* [ACTIVITY]:
Search the records for the word "bean" and report each line that has it.

* [SUPPLIED DATA]:
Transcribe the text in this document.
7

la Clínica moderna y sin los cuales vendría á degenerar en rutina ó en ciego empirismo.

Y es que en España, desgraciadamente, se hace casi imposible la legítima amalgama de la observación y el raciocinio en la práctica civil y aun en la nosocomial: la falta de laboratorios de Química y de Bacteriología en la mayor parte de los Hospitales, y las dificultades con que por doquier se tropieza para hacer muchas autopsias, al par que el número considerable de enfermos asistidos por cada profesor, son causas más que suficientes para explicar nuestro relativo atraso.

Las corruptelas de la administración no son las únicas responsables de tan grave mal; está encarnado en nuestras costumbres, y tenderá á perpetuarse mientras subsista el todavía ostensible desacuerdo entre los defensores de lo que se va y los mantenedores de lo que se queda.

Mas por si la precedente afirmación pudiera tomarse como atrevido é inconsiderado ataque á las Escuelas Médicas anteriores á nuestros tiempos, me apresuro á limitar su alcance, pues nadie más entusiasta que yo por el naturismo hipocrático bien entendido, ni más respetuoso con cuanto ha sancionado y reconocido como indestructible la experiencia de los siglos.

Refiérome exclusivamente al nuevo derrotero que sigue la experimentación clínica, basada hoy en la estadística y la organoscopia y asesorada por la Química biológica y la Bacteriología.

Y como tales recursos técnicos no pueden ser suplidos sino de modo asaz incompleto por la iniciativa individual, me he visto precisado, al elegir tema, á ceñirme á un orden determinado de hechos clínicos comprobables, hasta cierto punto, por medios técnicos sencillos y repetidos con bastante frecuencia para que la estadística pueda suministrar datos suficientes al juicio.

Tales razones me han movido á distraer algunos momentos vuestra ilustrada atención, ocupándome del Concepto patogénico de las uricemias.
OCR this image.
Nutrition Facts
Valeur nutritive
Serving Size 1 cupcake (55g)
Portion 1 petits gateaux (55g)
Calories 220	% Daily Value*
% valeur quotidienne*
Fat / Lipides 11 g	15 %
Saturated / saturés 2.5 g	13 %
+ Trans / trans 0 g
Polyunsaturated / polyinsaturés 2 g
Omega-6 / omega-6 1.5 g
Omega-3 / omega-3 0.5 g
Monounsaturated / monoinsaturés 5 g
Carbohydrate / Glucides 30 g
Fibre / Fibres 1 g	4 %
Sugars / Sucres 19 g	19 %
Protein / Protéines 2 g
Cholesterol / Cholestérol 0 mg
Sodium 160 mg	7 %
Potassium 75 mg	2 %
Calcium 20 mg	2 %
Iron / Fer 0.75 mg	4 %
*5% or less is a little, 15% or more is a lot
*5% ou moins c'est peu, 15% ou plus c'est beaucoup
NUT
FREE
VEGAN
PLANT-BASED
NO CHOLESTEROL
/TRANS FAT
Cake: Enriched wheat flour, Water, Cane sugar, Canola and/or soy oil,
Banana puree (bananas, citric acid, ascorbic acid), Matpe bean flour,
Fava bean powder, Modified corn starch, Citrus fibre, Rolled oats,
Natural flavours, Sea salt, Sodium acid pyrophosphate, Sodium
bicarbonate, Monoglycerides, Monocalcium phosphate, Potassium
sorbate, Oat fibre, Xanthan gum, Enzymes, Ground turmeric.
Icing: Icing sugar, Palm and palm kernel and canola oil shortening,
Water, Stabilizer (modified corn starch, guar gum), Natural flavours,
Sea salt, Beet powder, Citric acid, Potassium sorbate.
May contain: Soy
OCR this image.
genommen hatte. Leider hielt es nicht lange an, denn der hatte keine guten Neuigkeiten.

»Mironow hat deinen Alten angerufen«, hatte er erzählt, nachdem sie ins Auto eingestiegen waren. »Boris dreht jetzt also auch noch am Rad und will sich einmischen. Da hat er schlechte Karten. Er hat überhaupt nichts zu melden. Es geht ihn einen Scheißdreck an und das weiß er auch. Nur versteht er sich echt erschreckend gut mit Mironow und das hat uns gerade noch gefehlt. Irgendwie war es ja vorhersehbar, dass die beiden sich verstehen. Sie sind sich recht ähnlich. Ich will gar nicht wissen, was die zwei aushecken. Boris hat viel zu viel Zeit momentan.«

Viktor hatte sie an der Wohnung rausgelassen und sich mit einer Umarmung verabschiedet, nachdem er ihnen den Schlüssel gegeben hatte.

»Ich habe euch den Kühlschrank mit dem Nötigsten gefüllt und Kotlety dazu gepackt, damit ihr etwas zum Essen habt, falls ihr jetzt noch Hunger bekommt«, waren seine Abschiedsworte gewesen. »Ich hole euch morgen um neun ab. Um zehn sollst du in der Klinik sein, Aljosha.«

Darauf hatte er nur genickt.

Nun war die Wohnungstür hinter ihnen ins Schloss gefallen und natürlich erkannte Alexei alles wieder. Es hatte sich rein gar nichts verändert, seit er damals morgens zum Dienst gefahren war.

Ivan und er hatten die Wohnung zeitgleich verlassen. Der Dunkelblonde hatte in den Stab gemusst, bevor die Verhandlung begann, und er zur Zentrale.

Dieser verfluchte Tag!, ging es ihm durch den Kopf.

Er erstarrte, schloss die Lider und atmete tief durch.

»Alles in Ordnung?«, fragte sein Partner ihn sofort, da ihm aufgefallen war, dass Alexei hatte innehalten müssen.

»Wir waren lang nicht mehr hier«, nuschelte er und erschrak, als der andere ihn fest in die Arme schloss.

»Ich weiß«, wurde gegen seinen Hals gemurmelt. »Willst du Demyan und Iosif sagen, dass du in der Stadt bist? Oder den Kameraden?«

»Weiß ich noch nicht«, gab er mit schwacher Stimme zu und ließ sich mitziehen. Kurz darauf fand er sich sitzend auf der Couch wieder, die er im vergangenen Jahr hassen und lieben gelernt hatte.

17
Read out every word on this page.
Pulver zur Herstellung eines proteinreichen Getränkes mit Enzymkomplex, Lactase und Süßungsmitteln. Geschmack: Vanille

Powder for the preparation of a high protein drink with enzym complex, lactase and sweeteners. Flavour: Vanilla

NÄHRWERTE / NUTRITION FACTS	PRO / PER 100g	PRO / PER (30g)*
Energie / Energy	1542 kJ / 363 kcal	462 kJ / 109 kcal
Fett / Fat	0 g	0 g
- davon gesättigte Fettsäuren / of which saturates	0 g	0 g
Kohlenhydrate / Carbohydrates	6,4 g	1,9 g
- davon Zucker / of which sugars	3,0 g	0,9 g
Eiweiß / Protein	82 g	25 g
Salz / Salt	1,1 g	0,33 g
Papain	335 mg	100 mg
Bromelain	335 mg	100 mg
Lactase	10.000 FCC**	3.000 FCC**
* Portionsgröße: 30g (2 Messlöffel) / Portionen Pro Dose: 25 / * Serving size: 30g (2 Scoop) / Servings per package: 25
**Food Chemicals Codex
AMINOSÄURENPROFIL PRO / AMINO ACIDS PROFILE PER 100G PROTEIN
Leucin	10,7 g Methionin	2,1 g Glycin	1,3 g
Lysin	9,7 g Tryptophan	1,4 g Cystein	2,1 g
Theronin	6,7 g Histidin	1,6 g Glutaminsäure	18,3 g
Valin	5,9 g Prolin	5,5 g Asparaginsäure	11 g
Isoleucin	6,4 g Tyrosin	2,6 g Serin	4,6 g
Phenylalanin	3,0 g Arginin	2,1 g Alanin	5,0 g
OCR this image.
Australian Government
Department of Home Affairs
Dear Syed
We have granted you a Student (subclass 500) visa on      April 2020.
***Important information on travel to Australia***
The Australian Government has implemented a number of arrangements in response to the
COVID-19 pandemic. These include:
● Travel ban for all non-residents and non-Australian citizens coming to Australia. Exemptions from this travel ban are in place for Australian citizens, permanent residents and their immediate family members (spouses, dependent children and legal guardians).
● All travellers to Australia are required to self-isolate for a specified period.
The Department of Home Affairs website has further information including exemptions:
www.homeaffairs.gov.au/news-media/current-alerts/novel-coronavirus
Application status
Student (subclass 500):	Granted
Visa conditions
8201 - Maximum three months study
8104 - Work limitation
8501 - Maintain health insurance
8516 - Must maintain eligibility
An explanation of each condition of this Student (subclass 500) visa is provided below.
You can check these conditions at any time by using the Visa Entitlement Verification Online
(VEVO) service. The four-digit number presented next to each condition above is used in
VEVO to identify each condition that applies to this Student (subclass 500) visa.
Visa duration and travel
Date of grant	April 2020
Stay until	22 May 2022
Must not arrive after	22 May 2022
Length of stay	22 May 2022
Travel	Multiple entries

* [SOLVED PROBLEM]:
Banana puree (bananas, citric acid, ascorbic acid), Matpe bean flour,
Fava bean powder, Modified corn starch, Citrus fibre, Rolled oats,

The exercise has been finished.